▸ Information shown:
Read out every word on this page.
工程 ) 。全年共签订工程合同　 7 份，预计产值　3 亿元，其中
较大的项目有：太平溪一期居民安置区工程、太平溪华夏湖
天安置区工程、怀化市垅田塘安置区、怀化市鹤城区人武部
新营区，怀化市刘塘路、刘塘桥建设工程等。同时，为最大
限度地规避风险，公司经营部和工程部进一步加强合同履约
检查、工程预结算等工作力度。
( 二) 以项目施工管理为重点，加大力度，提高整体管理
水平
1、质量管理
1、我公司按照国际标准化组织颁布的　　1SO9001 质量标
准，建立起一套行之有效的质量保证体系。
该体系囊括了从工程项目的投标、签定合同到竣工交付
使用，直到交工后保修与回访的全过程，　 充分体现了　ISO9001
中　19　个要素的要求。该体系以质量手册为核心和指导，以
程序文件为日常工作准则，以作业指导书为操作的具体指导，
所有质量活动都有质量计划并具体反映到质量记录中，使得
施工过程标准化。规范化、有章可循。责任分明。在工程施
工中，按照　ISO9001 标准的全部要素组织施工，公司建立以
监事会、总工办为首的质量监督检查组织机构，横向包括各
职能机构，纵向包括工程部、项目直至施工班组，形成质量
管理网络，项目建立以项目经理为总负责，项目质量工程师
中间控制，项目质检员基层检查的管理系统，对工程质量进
---
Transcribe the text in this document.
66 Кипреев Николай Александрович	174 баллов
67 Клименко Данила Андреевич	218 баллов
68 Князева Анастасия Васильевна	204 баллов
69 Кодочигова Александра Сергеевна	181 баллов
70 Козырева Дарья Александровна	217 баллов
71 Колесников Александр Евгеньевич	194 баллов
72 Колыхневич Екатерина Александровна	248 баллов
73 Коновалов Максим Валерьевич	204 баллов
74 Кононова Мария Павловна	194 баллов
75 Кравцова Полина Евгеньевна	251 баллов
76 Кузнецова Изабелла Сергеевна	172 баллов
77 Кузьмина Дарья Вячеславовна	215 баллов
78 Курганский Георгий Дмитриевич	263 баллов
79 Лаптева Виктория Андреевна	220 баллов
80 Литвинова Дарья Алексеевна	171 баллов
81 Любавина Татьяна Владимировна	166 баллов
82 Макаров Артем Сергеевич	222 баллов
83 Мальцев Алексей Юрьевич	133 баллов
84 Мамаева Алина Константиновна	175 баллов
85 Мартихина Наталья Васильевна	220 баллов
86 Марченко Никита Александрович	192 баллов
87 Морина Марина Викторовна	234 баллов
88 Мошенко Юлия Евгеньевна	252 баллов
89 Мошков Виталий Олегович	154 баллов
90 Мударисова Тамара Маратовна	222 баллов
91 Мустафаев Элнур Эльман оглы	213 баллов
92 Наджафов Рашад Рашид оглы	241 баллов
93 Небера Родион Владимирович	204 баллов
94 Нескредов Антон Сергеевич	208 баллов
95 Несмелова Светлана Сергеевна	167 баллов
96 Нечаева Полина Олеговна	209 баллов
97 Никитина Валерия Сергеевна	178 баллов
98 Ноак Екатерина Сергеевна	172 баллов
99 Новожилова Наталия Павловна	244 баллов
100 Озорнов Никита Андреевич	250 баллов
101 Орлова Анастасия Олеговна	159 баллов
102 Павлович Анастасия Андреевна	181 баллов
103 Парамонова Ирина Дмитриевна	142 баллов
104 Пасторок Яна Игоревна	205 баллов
* * *
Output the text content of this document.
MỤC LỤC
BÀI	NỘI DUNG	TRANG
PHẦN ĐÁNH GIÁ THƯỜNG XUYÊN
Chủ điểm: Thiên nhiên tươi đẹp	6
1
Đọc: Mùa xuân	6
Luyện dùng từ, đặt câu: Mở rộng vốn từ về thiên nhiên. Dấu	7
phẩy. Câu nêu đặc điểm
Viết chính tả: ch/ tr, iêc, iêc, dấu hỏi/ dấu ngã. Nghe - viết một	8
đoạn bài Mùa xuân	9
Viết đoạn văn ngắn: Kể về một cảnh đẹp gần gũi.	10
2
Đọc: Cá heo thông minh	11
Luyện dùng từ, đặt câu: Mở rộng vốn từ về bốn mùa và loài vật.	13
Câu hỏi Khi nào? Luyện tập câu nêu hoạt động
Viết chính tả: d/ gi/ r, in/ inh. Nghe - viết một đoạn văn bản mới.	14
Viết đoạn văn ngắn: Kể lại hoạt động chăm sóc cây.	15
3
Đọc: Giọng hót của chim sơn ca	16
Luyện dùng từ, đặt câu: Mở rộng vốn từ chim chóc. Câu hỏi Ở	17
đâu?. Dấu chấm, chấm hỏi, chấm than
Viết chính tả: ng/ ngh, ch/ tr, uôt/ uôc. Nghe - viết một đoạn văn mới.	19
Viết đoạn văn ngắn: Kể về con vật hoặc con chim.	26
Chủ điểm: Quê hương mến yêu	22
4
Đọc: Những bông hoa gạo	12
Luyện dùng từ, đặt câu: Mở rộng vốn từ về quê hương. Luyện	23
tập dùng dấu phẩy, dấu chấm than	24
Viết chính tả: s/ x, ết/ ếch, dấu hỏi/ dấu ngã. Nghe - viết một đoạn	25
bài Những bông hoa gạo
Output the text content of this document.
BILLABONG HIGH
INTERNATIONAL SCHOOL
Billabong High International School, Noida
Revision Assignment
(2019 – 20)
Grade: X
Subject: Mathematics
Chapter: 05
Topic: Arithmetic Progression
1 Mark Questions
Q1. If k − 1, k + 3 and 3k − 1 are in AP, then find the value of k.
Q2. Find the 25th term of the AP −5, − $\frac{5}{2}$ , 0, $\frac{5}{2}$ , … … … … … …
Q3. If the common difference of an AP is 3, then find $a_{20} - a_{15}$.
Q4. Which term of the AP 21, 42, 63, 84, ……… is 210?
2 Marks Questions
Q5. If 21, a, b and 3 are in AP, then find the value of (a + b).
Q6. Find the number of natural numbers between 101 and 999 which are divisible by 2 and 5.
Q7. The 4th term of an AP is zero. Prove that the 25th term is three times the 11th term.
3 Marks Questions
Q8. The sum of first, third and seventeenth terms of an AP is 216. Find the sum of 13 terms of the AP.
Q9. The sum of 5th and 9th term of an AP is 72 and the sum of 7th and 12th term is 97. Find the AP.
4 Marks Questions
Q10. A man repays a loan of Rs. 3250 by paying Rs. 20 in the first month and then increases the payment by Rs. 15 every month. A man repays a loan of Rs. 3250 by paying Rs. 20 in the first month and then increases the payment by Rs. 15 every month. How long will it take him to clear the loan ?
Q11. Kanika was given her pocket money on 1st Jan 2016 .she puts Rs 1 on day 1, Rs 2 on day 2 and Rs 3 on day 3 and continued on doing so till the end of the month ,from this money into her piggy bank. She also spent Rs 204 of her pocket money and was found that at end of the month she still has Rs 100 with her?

▸ What is asked: Check each line of the entries above, and show every one holding the word "Сергеевич".

▸ Response to this exercise:
82 Макаров Артем Сергеевич	222 баллов
94 Нескредов Антон Сергеевич	208 баллов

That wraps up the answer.